### Exercise requirements
Copy out the data word for word, from its first line through the line containing "candle-body [141,330,151,343]".

### Listed entries
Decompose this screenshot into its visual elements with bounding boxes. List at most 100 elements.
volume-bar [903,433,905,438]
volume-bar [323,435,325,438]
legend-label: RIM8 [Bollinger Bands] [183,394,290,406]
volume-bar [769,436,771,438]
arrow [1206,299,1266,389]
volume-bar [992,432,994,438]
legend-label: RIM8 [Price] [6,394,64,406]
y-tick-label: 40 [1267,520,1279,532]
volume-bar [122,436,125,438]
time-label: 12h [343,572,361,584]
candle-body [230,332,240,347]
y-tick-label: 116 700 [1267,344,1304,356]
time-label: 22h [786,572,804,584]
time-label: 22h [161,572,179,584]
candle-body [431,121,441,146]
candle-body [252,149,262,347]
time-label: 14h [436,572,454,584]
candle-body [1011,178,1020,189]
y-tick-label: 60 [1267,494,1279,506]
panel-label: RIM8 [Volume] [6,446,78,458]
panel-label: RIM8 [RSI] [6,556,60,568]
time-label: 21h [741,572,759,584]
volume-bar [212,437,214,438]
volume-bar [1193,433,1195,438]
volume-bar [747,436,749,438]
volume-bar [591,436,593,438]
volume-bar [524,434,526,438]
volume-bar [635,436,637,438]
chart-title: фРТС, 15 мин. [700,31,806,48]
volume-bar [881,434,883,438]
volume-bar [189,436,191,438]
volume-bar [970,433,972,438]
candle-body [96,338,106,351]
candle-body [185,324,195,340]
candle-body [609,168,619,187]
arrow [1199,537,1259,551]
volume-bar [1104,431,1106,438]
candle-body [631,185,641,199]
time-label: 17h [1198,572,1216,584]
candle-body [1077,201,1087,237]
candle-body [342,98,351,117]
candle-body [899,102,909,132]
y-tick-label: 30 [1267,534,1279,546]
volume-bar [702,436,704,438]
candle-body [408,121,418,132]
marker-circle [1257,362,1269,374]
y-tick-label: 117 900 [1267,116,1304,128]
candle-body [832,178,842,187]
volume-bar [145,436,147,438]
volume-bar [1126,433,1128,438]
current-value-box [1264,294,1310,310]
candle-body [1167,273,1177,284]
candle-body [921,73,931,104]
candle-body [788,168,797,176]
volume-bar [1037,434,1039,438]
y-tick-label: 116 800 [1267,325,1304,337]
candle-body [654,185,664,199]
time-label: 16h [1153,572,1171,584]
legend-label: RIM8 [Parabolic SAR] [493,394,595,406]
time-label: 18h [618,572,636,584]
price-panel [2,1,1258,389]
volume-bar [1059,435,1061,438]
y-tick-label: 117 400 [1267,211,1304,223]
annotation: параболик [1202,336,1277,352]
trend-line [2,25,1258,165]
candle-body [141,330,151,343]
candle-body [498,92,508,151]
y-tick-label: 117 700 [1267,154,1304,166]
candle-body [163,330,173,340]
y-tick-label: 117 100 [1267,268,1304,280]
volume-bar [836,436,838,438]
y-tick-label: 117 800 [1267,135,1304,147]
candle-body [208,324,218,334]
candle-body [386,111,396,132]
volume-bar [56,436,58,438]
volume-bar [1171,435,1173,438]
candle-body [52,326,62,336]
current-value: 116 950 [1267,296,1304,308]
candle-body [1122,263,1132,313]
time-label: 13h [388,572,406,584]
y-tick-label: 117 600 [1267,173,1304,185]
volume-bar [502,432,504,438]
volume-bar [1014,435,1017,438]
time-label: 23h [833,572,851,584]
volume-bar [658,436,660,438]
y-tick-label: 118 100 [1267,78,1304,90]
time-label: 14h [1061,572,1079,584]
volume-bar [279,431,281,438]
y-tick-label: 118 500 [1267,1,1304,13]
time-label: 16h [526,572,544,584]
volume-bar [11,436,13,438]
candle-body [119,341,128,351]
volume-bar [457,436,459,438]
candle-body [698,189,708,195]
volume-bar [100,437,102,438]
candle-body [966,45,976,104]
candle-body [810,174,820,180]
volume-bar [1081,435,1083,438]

### Reply to the task
Decompose this screenshot into its visual elements with bounding boxes. List at most 100 elements.
volume-bar [903,433,905,438]
volume-bar [323,435,325,438]
legend-label: RIM8 [Bollinger Bands] [183,394,290,406]
volume-bar [769,436,771,438]
arrow [1206,299,1266,389]
volume-bar [992,432,994,438]
legend-label: RIM8 [Price] [6,394,64,406]
y-tick-label: 40 [1267,520,1279,532]
volume-bar [122,436,125,438]
time-label: 12h [343,572,361,584]
candle-body [230,332,240,347]
y-tick-label: 116 700 [1267,344,1304,356]
time-label: 22h [786,572,804,584]
time-label: 22h [161,572,179,584]
candle-body [431,121,441,146]
candle-body [252,149,262,347]
time-label: 14h [436,572,454,584]
candle-body [1011,178,1020,189]
y-tick-label: 60 [1267,494,1279,506]
panel-label: RIM8 [Volume] [6,446,78,458]
panel-label: RIM8 [RSI] [6,556,60,568]
time-label: 21h [741,572,759,584]
volume-bar [212,437,214,438]
volume-bar [1193,433,1195,438]
volume-bar [747,436,749,438]
volume-bar [591,436,593,438]
volume-bar [524,434,526,438]
volume-bar [635,436,637,438]
chart-title: фРТС, 15 мин. [700,31,806,48]
volume-bar [881,434,883,438]
volume-bar [189,436,191,438]
volume-bar [970,433,972,438]
candle-body [96,338,106,351]
candle-body [185,324,195,340]
candle-body [609,168,619,187]
arrow [1199,537,1259,551]
volume-bar [1104,431,1106,438]
candle-body [631,185,641,199]
time-label: 17h [1198,572,1216,584]
candle-body [1077,201,1087,237]
candle-body [342,98,351,117]
candle-body [899,102,909,132]
y-tick-label: 30 [1267,534,1279,546]
volume-bar [702,436,704,438]
candle-body [408,121,418,132]
marker-circle [1257,362,1269,374]
y-tick-label: 117 900 [1267,116,1304,128]
candle-body [832,178,842,187]
volume-bar [145,436,147,438]
volume-bar [1126,433,1128,438]
current-value-box [1264,294,1310,310]
candle-body [1167,273,1177,284]
candle-body [921,73,931,104]
candle-body [788,168,797,176]
volume-bar [1037,434,1039,438]
y-tick-label: 116 800 [1267,325,1304,337]
candle-body [654,185,664,199]
time-label: 16h [1153,572,1171,584]
legend-label: RIM8 [Parabolic SAR] [493,394,595,406]
time-label: 18h [618,572,636,584]
price-panel [2,1,1258,389]
volume-bar [1059,435,1061,438]
y-tick-label: 117 400 [1267,211,1304,223]
annotation: параболик [1202,336,1277,352]
trend-line [2,25,1258,165]
candle-body [141,330,151,343]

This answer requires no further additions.